> [Exercise task] Gather the lines below that include the string "Burstah", copying each in full.

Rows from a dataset
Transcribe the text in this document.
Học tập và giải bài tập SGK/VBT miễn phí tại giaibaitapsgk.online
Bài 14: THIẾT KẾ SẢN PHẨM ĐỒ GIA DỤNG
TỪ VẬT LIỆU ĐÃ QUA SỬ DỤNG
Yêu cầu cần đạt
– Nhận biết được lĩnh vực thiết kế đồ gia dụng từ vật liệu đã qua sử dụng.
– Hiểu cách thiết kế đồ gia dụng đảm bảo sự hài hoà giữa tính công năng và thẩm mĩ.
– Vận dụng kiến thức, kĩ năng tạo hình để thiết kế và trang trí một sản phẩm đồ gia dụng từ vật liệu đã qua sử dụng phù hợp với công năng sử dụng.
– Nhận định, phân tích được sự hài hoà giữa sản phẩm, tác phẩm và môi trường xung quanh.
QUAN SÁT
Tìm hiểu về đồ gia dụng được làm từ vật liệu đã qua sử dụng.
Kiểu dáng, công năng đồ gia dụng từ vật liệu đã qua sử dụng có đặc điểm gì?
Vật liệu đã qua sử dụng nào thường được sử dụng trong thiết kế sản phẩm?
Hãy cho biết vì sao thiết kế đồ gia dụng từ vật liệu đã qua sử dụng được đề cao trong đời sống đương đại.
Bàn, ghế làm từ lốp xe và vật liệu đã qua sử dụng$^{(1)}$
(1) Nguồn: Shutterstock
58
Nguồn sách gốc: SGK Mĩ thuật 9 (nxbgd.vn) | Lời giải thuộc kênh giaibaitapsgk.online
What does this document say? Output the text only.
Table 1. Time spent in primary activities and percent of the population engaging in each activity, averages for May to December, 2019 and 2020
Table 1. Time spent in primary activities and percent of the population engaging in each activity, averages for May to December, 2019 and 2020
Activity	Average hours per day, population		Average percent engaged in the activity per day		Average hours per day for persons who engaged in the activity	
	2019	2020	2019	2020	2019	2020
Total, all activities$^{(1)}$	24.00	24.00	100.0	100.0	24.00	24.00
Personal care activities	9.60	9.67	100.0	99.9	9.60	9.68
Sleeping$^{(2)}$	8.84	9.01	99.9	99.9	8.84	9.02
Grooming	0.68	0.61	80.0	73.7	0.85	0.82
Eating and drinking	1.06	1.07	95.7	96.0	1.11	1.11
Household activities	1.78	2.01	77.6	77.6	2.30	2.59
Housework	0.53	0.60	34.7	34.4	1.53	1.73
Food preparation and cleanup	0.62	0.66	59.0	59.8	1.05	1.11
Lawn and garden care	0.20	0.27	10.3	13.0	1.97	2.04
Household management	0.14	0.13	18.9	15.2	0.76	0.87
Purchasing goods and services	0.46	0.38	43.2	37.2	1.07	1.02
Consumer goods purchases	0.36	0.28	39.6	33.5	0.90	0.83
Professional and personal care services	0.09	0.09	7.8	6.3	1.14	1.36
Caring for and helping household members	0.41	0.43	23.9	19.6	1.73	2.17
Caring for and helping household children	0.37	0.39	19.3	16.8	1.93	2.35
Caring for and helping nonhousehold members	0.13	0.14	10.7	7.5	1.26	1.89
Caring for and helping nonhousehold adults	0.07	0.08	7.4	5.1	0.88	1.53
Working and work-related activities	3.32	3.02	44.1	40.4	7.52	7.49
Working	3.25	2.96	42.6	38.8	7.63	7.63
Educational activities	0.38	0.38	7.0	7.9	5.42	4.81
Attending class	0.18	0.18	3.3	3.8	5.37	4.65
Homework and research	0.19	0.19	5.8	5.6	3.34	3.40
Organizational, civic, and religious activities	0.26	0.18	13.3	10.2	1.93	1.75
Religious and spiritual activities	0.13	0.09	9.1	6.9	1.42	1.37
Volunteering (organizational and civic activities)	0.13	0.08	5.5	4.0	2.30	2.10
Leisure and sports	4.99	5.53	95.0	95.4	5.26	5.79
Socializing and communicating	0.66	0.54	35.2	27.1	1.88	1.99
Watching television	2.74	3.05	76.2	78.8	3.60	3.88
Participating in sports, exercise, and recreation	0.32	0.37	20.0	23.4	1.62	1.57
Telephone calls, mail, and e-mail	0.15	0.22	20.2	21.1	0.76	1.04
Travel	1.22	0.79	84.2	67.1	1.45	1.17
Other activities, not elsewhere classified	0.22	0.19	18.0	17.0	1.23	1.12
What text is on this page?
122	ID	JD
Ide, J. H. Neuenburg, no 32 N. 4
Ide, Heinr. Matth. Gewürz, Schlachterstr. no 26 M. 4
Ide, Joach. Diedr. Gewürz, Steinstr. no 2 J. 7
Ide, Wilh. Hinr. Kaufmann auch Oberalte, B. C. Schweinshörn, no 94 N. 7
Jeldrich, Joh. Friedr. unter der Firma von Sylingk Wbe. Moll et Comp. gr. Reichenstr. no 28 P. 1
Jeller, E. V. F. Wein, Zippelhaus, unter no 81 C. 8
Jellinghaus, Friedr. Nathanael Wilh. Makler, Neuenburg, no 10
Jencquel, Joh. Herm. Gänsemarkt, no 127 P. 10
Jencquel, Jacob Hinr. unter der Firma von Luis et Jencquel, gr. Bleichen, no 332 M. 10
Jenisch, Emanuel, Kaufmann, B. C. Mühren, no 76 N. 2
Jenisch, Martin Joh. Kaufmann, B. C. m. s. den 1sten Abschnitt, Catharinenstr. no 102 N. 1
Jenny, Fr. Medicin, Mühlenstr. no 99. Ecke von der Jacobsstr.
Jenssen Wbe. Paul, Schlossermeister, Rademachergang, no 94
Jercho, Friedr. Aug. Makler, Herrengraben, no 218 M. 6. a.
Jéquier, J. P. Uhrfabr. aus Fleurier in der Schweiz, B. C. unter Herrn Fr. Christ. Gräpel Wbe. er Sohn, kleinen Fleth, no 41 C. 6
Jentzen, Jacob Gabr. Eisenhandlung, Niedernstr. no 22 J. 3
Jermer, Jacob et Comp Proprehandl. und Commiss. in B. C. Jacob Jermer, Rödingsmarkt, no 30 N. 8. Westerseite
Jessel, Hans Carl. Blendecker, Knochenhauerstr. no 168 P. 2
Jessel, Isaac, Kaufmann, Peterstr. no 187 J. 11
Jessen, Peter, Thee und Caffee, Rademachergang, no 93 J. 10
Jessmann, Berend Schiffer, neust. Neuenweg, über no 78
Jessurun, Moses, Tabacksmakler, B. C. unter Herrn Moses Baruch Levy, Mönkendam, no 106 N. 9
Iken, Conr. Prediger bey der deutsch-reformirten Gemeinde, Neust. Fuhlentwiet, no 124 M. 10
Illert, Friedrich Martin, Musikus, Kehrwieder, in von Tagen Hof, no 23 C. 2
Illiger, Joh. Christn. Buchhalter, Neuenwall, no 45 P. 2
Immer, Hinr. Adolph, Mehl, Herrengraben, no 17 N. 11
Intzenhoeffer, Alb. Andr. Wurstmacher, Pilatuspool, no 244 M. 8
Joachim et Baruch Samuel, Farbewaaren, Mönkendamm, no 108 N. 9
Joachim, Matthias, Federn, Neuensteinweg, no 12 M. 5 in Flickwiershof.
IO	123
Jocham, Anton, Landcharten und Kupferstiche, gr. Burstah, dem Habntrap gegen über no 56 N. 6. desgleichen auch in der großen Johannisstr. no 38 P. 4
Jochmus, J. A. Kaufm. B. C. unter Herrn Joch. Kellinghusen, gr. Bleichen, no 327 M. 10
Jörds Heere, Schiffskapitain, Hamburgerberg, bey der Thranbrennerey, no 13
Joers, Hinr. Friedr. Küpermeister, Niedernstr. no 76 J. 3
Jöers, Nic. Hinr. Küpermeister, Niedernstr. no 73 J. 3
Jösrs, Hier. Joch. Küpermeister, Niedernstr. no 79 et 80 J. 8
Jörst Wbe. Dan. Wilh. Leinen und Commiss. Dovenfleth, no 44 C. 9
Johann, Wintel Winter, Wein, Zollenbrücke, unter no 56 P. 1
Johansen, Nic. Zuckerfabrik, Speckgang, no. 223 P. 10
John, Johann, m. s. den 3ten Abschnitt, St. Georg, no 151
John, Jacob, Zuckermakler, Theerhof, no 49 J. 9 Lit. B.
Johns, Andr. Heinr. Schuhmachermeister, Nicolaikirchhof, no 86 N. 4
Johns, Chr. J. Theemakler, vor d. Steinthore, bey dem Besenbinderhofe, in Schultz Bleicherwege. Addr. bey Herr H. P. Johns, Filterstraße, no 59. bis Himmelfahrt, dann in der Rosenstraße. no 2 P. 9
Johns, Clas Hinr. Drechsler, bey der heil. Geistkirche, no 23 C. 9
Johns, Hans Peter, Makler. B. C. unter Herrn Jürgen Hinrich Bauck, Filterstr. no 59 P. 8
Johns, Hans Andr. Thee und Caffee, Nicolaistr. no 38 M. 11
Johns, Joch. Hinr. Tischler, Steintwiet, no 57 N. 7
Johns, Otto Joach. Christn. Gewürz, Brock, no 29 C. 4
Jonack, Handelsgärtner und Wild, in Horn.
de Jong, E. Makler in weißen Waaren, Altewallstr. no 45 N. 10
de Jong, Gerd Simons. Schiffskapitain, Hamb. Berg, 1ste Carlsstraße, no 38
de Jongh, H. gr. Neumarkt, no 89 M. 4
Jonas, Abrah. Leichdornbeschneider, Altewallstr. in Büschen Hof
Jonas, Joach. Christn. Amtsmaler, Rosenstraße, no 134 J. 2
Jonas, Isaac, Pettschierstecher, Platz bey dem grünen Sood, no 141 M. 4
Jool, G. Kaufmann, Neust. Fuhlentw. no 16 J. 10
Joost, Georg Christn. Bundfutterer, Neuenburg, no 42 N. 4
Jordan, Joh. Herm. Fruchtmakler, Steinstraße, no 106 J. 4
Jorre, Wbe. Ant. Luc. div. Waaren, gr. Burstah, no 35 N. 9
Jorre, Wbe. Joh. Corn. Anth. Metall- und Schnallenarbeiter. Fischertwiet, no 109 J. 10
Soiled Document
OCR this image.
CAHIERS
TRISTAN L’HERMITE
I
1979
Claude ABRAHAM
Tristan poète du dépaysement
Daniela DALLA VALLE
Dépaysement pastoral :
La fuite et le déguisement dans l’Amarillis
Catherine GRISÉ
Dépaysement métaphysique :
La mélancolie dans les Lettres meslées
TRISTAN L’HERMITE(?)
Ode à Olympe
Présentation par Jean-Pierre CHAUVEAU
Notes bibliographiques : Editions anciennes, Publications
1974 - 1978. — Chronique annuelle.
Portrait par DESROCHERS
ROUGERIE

> [Output of the task]
Jocham, Anton, Landcharten und Kupferstiche, gr. Burstah, dem Habntrap gegen über no 56 N. 6. desgleichen auch in der großen Johannisstr. no 38 P. 4
Jorre, Wbe. Ant. Luc. div. Waaren, gr. Burstah, no 35 N. 9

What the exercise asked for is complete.